Written problem: List all lines of the data containing the word "must".

* Begin *

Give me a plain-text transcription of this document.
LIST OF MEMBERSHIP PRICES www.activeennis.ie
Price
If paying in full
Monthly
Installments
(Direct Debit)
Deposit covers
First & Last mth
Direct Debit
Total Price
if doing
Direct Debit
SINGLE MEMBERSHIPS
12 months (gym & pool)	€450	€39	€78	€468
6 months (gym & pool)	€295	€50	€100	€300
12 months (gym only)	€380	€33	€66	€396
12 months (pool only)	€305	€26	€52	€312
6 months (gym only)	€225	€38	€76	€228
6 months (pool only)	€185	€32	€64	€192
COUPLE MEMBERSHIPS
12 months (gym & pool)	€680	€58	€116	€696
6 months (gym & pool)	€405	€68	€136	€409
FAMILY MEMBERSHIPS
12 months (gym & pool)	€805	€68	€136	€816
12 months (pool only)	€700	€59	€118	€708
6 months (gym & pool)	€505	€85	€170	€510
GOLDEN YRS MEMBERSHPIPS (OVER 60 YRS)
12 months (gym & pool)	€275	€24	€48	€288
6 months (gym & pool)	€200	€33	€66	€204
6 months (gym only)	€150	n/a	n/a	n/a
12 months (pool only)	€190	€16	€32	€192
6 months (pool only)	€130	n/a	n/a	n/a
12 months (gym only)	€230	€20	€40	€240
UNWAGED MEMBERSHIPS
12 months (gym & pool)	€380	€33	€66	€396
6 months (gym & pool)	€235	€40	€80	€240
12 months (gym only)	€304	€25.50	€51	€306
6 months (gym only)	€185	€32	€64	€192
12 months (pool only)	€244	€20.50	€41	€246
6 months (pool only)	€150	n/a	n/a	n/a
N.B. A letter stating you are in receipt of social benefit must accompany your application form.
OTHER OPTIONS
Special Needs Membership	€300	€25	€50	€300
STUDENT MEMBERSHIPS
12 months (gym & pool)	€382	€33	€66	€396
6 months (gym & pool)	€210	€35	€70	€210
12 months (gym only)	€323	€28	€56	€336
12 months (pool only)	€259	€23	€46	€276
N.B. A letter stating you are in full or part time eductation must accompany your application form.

* End *

Result for this exercise:
N.B. A letter stating you are in receipt of social benefit must accompany your application form.
N.B. A letter stating you are in full or part time eductation must accompany your application form.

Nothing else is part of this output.